**Rows from a dataset**
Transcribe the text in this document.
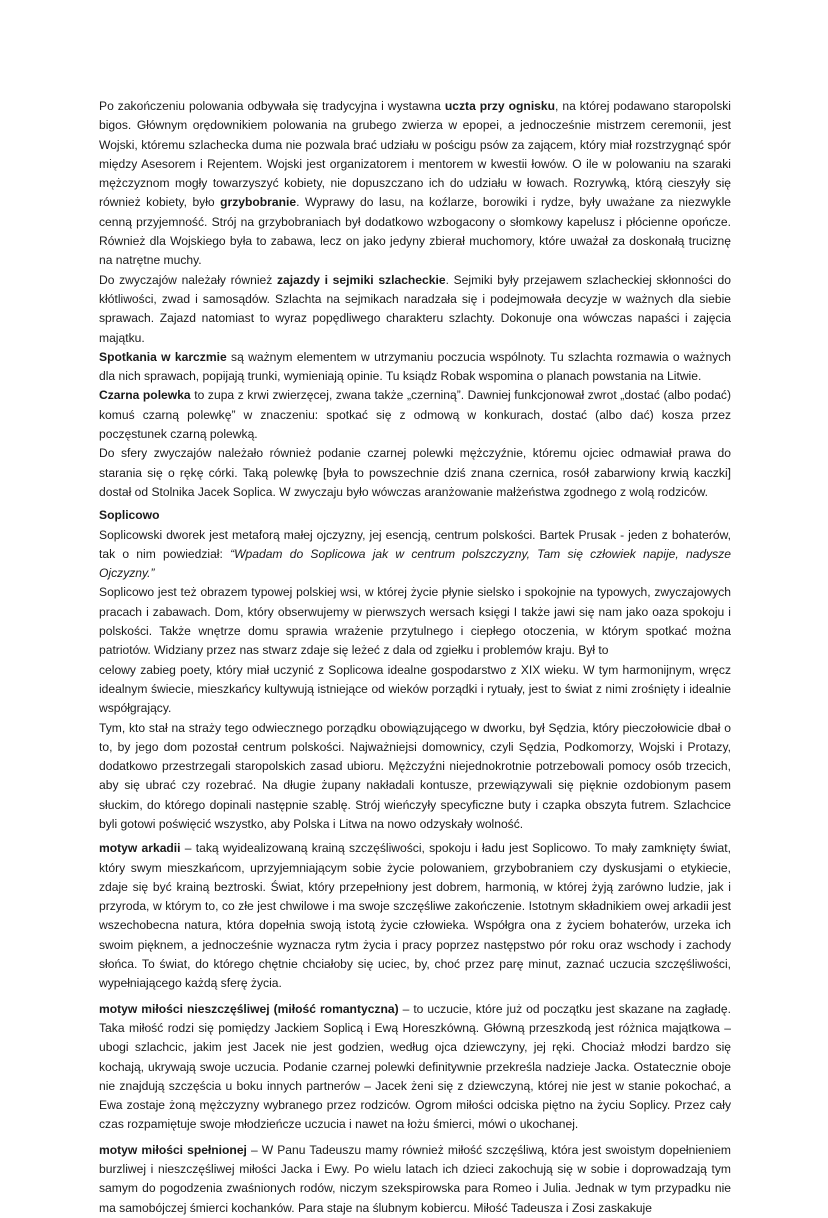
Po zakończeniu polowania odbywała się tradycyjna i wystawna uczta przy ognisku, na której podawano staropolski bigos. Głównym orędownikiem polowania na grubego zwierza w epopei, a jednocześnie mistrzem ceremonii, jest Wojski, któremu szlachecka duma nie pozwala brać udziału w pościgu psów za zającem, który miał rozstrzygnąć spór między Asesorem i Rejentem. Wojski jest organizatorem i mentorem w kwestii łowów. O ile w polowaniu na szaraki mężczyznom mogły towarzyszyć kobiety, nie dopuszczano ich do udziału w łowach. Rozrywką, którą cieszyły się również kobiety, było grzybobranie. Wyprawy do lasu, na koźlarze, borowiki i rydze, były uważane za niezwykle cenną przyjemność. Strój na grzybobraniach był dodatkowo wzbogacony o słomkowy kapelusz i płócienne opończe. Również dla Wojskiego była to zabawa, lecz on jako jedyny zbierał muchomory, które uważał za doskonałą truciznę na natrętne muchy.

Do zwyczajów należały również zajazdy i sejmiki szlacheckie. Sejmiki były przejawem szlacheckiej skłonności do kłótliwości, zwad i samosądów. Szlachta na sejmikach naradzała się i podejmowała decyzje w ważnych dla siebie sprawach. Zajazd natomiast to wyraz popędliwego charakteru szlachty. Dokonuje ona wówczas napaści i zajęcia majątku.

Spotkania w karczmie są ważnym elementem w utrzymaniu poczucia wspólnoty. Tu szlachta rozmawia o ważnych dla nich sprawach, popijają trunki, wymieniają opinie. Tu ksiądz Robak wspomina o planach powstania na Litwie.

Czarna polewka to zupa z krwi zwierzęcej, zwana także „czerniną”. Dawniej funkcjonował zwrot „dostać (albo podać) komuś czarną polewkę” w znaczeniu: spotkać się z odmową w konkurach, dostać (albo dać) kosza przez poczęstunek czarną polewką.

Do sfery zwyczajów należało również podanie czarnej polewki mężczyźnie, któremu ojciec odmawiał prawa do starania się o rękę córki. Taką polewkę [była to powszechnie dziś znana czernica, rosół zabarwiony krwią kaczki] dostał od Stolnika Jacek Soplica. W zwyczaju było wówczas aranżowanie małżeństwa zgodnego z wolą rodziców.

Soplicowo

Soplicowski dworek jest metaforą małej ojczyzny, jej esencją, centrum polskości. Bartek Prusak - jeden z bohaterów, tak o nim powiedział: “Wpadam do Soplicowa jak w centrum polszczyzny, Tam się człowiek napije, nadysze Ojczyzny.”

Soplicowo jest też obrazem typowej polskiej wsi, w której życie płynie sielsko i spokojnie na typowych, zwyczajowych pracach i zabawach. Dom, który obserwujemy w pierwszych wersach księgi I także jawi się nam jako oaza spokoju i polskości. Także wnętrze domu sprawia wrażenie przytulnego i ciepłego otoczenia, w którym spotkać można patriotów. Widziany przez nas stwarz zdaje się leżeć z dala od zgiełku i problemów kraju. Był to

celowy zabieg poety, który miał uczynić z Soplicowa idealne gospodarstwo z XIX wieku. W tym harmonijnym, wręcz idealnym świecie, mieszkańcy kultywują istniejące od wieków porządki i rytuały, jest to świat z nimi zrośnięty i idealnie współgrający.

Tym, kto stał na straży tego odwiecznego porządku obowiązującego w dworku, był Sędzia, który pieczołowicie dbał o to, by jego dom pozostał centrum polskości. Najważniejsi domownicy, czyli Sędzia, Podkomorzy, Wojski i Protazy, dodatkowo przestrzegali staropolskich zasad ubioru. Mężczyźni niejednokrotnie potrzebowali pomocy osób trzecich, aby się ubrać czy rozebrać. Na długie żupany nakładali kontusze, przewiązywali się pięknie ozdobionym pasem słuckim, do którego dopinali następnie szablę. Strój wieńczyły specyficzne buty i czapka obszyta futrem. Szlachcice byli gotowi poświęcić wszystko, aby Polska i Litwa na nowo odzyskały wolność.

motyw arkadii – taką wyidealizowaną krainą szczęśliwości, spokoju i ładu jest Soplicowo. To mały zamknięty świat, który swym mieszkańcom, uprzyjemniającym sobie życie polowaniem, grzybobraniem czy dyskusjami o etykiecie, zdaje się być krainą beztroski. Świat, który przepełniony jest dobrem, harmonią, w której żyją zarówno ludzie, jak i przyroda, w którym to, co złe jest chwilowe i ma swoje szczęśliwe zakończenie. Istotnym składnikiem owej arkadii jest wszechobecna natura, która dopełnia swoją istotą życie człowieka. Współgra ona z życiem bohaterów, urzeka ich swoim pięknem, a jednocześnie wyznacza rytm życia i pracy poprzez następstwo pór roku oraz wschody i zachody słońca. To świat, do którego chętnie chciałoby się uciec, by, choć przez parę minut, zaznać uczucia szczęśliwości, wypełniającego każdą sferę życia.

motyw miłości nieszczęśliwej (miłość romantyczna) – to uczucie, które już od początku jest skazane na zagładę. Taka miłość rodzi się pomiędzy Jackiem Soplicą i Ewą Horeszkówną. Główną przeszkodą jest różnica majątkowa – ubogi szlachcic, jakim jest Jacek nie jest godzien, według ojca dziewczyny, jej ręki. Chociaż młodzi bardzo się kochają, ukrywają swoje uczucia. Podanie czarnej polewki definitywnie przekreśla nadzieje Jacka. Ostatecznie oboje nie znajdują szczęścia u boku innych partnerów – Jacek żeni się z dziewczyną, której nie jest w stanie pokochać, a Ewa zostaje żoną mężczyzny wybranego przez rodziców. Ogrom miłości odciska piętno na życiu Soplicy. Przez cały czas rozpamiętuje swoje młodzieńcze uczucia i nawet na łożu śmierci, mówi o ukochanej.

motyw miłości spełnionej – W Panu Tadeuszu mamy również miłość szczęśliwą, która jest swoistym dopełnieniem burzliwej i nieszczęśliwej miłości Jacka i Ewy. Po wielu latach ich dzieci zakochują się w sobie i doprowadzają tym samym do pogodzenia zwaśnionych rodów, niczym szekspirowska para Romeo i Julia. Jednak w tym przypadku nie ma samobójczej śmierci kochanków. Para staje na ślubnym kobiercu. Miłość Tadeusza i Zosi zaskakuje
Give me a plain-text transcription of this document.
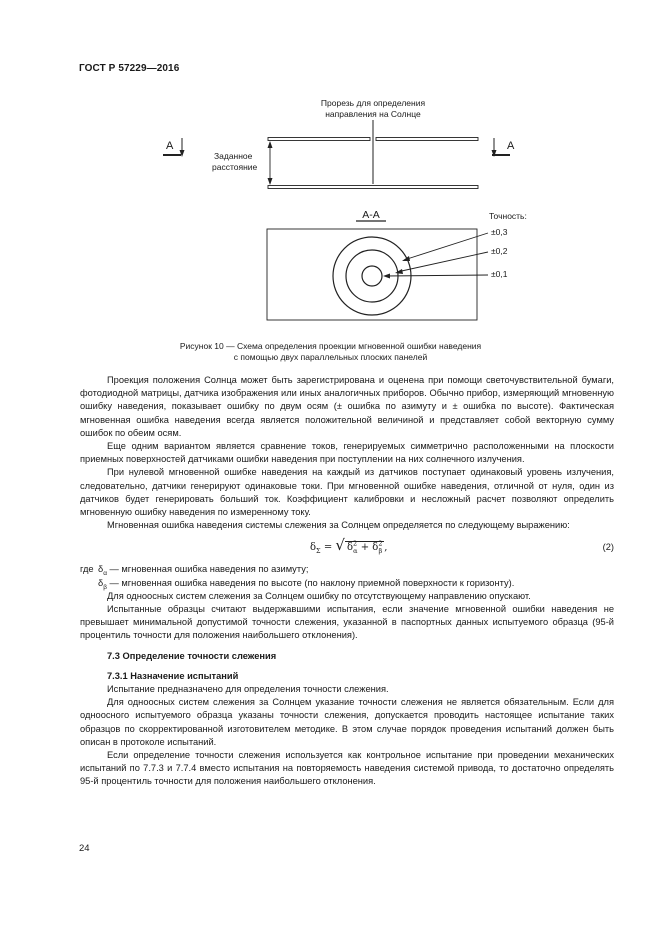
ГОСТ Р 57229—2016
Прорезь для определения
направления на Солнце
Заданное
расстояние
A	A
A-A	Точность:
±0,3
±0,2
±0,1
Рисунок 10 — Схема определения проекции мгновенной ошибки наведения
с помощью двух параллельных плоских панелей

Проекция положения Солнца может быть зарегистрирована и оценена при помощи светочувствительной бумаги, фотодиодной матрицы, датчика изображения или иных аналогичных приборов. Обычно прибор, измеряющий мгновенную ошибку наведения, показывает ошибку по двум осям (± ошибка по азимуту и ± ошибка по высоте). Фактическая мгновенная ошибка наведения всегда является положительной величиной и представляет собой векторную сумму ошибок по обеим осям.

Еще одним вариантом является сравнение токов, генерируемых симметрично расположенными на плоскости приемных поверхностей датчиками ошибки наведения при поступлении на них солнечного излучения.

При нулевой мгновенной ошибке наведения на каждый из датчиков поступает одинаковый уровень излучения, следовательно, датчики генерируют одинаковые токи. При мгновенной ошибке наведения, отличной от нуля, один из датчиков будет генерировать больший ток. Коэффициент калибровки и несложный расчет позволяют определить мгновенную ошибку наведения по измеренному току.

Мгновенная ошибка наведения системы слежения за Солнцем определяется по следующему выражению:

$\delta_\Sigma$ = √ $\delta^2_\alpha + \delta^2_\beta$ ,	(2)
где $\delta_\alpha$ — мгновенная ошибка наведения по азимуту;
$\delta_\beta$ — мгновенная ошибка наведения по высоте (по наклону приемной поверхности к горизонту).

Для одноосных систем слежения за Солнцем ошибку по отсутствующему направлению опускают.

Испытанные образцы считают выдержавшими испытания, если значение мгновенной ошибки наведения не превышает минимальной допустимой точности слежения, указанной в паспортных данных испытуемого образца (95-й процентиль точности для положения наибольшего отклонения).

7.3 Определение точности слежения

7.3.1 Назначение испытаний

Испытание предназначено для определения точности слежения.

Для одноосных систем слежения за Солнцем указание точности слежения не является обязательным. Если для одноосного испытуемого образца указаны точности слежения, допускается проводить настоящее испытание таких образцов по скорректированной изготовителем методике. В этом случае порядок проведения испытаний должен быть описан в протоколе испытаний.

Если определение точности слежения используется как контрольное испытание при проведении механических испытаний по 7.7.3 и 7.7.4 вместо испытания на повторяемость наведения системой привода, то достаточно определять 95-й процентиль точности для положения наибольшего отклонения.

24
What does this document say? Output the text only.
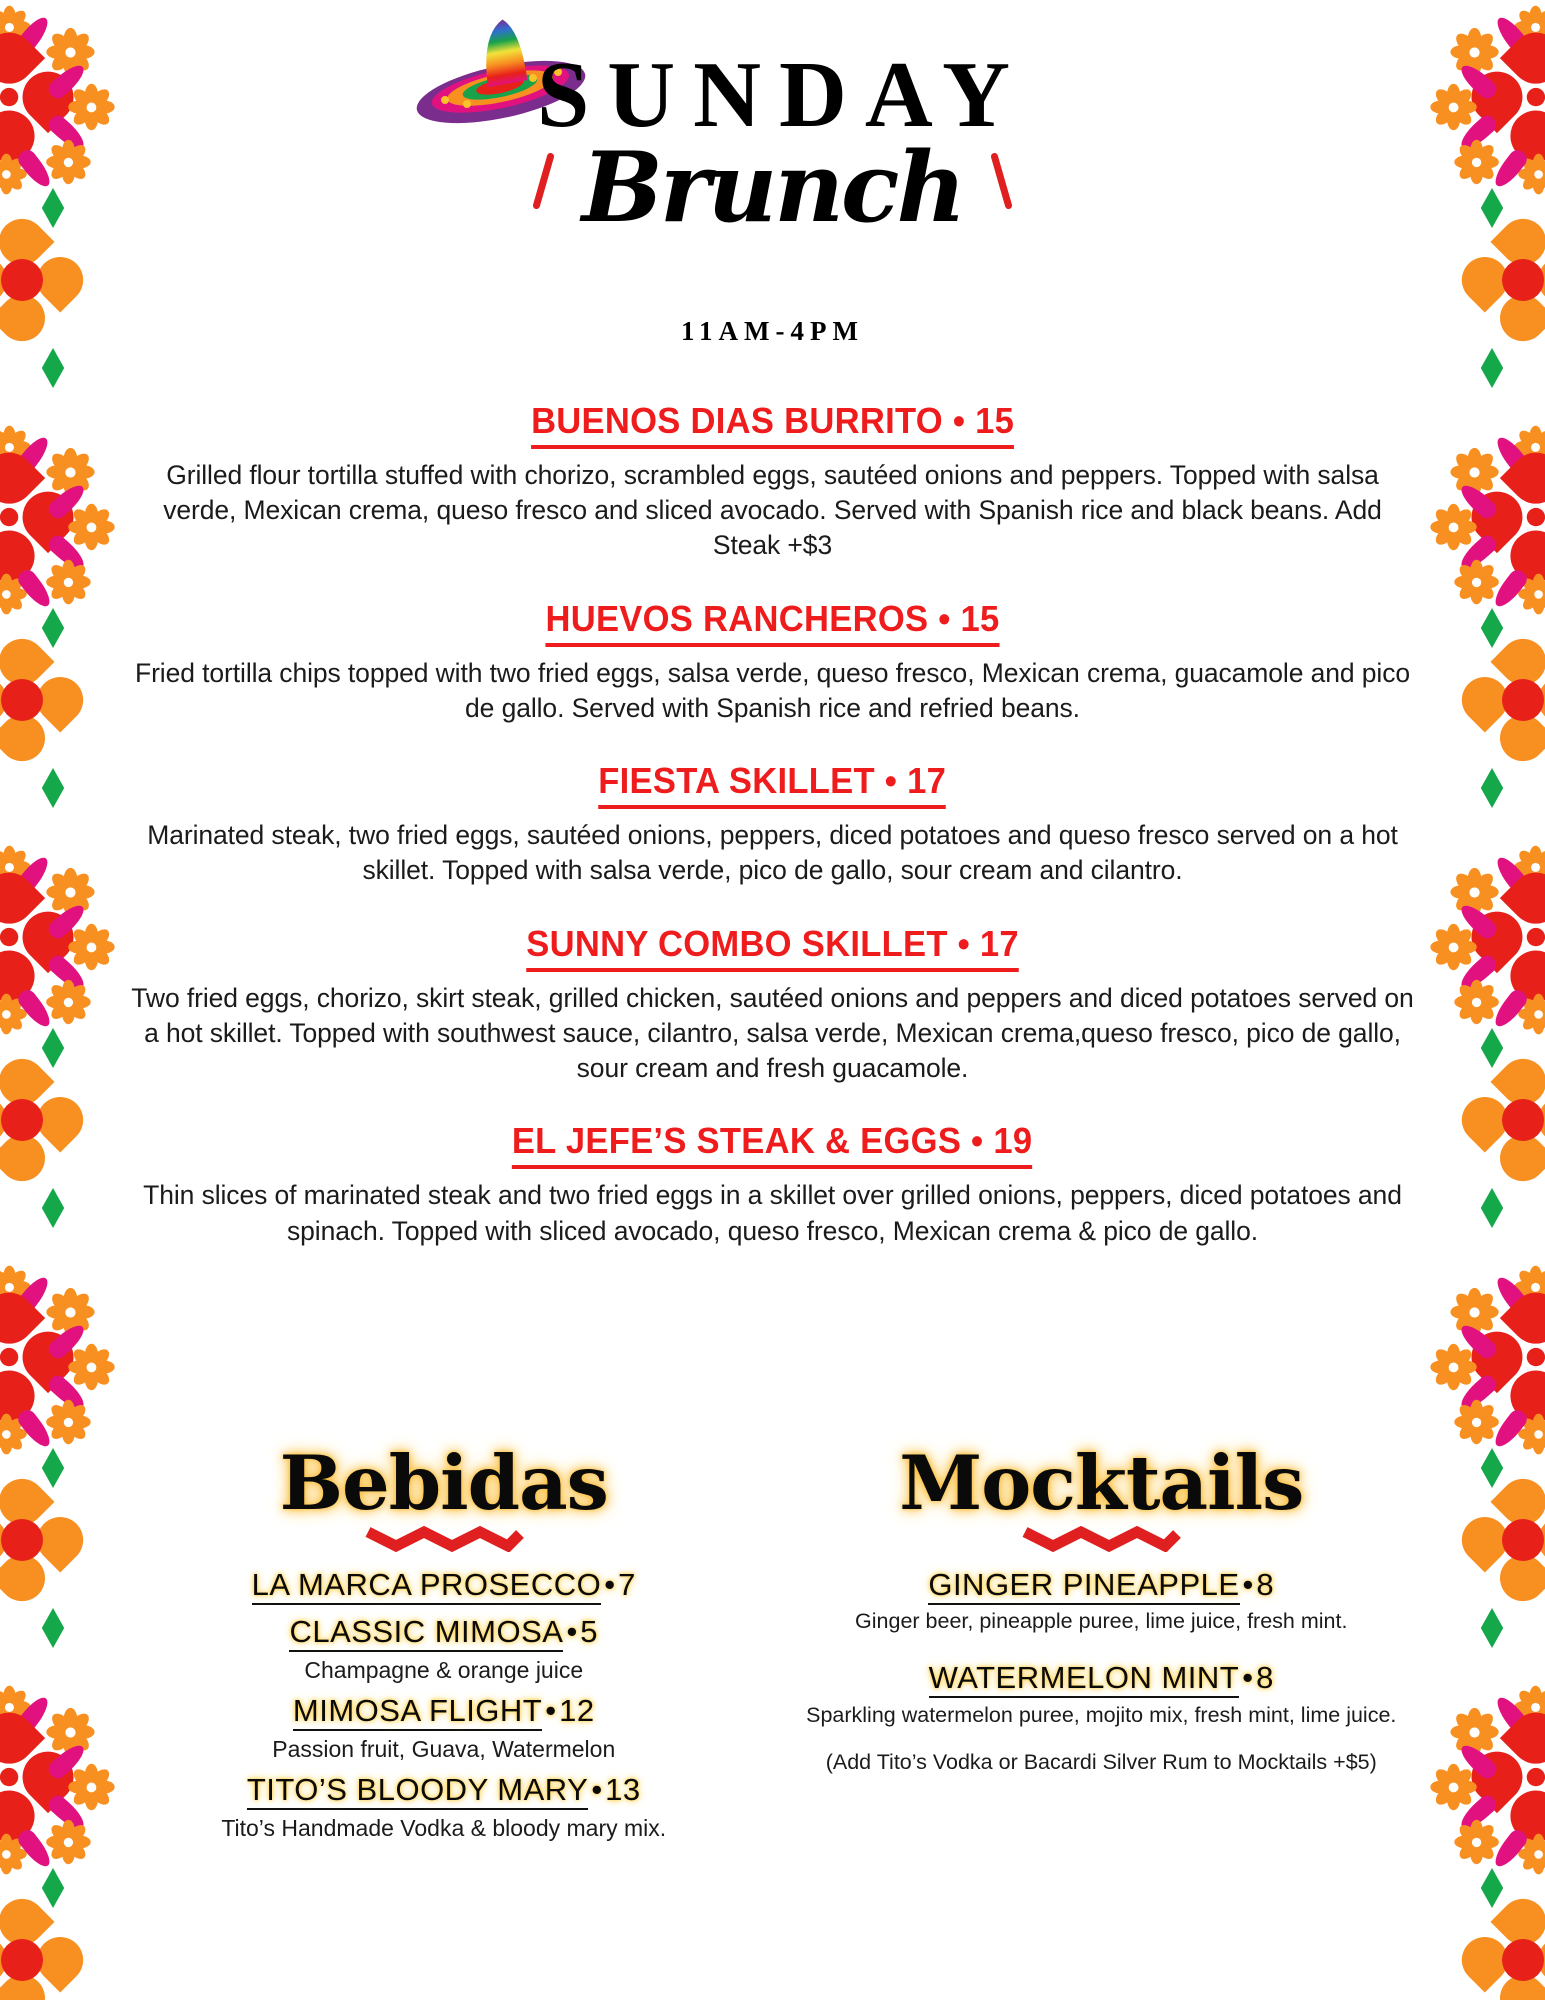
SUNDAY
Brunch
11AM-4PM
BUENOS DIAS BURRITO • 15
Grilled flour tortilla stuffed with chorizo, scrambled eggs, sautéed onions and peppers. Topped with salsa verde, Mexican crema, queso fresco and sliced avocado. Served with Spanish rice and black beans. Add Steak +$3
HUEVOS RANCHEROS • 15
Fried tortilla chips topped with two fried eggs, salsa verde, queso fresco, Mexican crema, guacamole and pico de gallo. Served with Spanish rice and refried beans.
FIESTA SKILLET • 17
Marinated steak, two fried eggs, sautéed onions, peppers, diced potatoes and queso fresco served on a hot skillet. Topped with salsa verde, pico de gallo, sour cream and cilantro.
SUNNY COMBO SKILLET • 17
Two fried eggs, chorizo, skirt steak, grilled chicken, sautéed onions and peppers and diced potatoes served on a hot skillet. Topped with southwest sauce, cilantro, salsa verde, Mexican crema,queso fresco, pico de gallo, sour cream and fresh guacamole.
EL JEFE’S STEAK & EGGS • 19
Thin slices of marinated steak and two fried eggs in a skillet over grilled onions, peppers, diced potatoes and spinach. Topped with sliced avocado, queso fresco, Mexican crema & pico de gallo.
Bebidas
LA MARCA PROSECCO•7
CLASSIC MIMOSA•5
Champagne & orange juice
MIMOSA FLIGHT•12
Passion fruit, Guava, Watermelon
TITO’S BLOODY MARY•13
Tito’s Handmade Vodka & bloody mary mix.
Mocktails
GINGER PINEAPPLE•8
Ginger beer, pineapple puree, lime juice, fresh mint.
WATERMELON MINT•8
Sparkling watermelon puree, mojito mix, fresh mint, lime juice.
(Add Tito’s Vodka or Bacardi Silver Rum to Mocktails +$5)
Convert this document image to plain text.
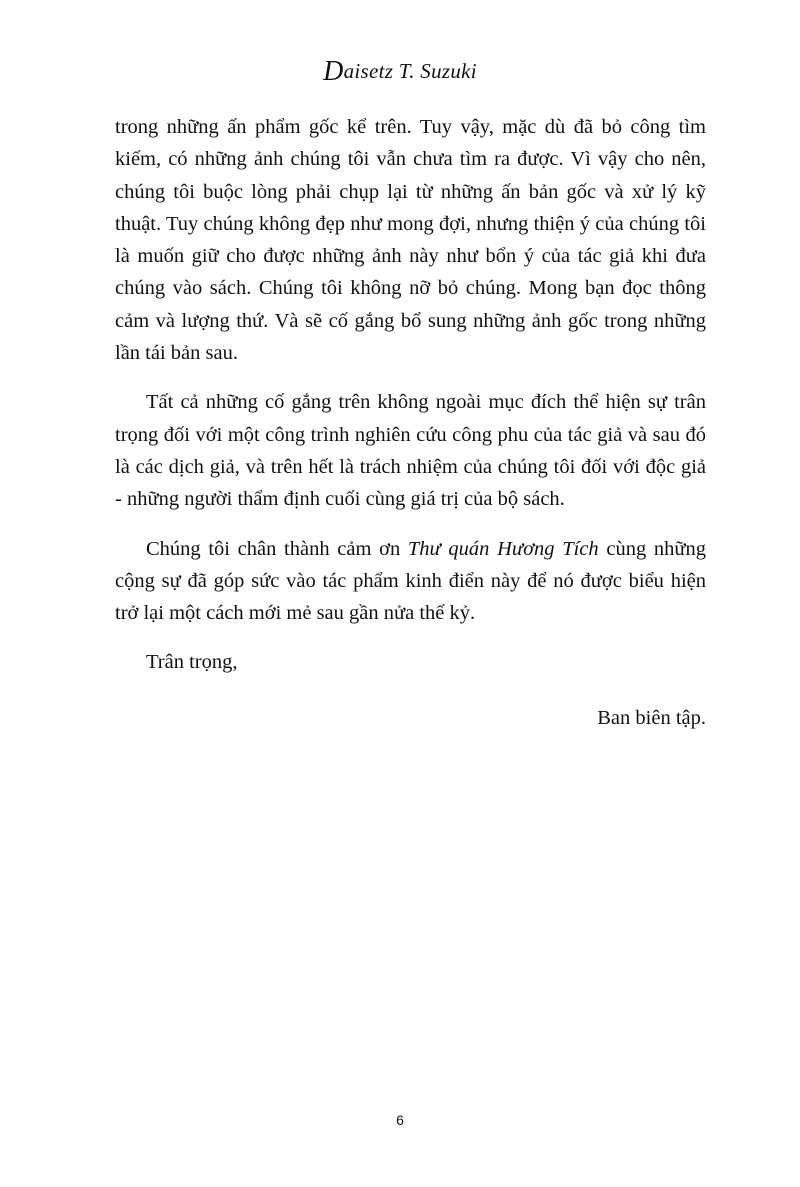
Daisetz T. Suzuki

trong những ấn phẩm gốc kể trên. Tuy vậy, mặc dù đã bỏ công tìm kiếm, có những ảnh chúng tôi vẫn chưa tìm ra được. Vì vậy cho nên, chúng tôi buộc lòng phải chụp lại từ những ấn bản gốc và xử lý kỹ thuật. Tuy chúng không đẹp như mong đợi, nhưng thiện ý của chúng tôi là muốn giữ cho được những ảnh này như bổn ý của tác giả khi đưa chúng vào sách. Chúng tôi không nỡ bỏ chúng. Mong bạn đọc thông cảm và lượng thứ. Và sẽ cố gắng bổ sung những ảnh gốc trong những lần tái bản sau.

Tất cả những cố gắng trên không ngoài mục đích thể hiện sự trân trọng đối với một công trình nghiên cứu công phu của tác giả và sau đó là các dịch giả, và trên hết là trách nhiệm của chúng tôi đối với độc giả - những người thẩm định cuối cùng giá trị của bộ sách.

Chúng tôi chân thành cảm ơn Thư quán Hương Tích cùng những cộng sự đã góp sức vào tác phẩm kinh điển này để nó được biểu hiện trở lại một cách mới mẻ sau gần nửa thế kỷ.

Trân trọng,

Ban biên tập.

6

**Task**
Report each line in the preceding entries that holds the string "text".

**Solved problem**
Transcribe the text in this document.
Give me a plain-text transcription of this document.
What does this document say? Output the text only.
Convert this document image to plain text.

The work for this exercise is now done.